◆ Problem to solve
What is the count of lines that hold the word "Social"? Give only the number.

◆ Provided material
--- start ---

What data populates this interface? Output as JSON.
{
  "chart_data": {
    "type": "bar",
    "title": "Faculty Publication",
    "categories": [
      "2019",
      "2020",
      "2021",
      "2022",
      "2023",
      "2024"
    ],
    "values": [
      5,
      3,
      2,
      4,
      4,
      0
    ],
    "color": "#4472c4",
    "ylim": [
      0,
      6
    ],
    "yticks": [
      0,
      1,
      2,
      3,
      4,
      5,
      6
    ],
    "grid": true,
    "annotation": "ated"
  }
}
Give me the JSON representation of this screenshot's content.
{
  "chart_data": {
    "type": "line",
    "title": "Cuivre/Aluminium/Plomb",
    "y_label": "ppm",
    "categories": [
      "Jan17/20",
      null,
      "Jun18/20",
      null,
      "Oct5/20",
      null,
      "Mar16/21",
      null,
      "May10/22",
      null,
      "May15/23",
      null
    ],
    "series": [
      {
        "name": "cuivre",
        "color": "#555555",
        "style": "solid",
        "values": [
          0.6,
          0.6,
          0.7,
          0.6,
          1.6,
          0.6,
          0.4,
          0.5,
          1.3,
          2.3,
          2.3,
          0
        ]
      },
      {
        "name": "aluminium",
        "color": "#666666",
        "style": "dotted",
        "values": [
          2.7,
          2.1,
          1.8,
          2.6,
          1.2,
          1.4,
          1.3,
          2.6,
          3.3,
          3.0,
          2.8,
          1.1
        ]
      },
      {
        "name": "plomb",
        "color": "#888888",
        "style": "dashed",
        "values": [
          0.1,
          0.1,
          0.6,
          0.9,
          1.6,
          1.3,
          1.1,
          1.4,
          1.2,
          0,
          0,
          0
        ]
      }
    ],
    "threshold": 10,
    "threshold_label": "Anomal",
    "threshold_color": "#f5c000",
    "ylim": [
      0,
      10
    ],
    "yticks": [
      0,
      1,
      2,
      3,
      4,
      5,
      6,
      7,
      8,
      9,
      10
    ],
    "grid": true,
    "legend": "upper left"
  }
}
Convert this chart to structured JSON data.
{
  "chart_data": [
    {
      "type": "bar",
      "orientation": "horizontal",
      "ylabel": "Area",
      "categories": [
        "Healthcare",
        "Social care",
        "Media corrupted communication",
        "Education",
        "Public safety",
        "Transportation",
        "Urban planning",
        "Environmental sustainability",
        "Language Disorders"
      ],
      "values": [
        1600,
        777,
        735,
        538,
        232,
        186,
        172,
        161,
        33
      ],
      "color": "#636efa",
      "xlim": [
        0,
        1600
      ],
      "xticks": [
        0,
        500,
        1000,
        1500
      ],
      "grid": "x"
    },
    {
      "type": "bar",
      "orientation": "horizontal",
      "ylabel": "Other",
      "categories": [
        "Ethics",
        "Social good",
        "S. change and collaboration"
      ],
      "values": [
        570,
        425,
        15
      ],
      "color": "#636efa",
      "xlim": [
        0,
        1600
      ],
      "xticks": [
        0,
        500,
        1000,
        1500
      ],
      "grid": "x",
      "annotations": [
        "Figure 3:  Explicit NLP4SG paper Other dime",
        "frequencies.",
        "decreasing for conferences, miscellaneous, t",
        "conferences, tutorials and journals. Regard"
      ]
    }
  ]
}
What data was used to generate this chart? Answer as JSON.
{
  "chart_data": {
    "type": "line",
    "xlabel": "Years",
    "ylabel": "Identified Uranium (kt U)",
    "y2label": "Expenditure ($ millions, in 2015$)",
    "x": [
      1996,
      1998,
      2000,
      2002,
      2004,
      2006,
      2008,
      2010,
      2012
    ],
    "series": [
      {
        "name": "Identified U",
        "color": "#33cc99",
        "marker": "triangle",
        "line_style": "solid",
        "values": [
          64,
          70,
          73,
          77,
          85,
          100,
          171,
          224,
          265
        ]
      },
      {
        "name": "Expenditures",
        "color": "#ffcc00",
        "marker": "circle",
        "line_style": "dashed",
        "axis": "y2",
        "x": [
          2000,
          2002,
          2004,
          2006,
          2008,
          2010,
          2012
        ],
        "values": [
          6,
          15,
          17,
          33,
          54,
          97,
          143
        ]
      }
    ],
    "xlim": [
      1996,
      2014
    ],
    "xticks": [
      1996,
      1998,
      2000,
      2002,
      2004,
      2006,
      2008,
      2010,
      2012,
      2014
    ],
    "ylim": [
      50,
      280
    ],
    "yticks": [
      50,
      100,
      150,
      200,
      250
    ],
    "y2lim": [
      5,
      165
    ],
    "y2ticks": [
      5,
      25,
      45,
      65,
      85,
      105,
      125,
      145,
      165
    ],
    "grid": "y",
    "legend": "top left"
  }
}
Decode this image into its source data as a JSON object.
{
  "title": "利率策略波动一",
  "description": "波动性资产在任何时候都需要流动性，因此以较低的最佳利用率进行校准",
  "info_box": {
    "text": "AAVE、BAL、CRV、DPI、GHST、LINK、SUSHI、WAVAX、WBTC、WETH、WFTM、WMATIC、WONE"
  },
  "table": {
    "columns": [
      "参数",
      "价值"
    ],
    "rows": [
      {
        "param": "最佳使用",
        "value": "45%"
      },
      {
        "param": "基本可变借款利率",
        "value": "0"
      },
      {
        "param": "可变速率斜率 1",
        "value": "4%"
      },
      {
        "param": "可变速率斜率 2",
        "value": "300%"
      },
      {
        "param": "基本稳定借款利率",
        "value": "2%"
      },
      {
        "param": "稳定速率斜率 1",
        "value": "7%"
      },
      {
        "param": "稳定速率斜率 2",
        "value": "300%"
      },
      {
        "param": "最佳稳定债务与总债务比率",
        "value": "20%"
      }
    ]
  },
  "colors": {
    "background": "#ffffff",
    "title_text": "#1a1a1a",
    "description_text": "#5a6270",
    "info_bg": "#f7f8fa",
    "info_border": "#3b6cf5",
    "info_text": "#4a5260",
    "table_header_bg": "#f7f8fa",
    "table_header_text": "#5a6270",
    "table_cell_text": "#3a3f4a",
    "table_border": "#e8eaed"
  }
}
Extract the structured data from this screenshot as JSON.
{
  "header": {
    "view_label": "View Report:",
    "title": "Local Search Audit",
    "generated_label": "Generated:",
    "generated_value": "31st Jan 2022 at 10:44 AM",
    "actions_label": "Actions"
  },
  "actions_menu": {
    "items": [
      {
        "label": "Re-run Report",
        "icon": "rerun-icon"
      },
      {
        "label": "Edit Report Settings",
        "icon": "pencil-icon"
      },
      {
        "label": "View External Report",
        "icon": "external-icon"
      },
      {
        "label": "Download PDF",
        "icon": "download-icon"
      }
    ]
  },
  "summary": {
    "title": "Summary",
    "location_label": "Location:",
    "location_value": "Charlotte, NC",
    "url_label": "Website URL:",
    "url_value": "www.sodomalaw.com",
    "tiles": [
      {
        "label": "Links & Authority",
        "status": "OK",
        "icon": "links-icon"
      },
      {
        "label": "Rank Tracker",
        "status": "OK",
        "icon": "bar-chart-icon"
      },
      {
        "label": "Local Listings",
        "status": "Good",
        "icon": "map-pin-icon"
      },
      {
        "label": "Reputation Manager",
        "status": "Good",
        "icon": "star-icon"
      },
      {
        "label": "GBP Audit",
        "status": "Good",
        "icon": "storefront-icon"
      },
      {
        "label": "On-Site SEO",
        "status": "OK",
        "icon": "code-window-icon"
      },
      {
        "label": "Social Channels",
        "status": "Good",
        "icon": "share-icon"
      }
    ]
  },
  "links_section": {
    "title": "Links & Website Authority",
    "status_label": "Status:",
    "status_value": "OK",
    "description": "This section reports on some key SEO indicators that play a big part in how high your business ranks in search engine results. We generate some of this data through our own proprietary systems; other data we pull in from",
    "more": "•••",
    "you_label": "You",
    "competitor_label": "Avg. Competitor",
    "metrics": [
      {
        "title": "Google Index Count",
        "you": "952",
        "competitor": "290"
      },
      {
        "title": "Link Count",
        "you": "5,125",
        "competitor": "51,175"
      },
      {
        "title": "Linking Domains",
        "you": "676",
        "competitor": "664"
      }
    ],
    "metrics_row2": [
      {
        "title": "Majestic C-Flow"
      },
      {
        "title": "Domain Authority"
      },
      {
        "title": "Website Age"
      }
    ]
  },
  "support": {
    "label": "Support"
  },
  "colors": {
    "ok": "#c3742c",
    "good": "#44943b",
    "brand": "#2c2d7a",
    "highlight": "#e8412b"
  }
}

--- end ---

◆ Finished task
3